[YOUR OBJECTIVE] Show all lines of the listing that hold the word "Occupational".

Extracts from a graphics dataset
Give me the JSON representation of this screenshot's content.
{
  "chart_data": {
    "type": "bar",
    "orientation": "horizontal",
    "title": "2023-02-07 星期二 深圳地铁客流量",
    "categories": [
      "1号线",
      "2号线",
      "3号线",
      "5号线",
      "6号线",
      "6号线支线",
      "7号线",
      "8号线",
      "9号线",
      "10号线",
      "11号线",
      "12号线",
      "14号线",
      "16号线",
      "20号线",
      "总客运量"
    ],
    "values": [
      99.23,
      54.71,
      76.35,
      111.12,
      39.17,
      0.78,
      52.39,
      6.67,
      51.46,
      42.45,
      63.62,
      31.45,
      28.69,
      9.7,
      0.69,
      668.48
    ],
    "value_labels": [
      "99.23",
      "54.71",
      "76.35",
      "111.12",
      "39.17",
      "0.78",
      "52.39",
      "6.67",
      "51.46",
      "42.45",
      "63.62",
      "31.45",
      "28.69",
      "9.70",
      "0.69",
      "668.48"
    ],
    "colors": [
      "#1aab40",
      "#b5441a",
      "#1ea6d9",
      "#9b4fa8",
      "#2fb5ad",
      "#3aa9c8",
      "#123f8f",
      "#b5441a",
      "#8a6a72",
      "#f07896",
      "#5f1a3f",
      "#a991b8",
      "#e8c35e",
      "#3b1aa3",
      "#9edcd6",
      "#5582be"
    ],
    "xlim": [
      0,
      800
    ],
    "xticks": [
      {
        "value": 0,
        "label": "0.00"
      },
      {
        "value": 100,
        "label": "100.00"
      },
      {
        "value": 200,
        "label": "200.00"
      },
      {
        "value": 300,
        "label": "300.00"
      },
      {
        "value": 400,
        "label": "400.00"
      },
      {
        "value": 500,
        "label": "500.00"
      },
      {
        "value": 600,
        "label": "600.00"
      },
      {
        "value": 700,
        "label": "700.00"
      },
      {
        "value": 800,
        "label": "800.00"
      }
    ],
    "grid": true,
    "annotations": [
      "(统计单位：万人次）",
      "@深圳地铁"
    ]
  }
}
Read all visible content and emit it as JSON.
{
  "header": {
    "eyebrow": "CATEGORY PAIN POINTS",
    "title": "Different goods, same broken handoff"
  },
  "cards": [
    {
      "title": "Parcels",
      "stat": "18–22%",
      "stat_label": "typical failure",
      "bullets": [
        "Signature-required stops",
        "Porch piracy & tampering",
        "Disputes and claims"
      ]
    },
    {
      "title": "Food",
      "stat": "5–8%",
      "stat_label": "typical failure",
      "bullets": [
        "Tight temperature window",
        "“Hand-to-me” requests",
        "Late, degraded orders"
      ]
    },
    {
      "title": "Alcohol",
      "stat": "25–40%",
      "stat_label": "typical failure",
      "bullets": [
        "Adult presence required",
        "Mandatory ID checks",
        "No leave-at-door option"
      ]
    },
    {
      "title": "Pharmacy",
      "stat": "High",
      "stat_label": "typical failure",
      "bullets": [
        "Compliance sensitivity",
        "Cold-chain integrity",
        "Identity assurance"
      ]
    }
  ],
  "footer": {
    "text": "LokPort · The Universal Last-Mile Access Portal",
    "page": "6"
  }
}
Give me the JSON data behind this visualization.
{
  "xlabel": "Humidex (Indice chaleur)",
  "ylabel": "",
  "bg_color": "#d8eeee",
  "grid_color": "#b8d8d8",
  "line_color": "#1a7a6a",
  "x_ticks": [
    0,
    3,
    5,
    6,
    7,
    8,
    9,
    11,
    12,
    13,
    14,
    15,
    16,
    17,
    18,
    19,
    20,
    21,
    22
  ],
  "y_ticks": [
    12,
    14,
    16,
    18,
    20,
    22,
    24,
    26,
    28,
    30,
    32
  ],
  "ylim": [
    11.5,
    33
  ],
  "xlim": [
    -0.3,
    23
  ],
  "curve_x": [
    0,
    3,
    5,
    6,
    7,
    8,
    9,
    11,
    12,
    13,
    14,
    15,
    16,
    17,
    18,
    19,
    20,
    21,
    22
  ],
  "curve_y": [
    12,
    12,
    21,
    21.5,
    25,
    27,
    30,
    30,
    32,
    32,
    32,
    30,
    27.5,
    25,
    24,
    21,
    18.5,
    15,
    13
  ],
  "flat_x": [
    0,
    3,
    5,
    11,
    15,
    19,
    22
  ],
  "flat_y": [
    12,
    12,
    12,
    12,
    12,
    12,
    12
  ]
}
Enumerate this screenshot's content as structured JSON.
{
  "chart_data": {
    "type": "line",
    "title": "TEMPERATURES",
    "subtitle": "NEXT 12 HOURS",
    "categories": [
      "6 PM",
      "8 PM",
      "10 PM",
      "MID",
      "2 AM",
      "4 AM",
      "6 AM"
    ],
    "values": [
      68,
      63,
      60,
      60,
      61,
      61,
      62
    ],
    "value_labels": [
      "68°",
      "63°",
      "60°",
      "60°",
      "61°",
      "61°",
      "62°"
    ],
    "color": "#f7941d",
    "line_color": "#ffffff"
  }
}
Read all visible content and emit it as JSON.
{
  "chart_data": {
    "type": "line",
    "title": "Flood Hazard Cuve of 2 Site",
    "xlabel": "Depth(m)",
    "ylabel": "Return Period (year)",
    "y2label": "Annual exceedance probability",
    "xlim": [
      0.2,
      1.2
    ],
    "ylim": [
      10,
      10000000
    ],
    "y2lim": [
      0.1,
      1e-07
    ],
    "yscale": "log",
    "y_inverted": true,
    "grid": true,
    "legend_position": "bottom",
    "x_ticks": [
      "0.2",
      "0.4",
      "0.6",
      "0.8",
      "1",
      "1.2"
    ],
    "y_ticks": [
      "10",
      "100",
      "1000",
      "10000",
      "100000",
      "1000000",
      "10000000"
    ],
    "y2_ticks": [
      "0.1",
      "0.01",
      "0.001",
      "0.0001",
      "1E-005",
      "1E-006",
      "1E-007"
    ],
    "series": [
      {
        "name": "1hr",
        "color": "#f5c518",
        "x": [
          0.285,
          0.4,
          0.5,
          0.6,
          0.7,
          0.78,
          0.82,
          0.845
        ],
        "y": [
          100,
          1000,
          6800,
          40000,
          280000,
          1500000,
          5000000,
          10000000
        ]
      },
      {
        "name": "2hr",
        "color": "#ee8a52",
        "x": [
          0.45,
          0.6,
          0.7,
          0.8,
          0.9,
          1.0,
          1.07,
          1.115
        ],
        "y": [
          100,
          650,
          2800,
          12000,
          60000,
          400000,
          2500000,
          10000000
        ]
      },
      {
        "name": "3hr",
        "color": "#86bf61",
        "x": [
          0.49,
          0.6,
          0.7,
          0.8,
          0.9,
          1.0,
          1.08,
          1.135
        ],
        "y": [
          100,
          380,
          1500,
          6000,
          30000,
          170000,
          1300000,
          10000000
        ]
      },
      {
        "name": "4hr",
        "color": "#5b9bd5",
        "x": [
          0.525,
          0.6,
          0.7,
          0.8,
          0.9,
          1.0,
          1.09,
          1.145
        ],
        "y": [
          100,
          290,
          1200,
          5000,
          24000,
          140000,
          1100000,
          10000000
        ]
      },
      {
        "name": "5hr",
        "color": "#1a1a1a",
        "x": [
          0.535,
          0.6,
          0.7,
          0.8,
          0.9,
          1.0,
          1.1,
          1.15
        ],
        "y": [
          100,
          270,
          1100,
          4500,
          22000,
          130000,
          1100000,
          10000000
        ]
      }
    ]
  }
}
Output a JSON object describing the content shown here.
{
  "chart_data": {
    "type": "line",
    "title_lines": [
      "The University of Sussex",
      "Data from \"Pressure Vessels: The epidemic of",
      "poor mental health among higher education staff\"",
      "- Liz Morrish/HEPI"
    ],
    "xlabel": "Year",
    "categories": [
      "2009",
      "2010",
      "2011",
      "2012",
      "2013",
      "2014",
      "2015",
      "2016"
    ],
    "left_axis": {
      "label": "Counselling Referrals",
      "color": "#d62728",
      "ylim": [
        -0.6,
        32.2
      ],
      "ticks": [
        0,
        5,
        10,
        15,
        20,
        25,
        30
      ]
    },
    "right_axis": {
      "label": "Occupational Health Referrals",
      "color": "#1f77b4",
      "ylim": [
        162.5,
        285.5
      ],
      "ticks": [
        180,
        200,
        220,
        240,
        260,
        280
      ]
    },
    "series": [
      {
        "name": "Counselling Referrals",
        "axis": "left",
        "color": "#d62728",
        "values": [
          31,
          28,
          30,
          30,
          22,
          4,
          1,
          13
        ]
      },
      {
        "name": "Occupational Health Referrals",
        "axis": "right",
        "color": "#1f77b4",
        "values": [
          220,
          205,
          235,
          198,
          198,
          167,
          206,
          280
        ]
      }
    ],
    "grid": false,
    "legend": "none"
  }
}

[ANSWER]
      "label": "Occupational Health Referrals",
        "name": "Occupational Health Referrals",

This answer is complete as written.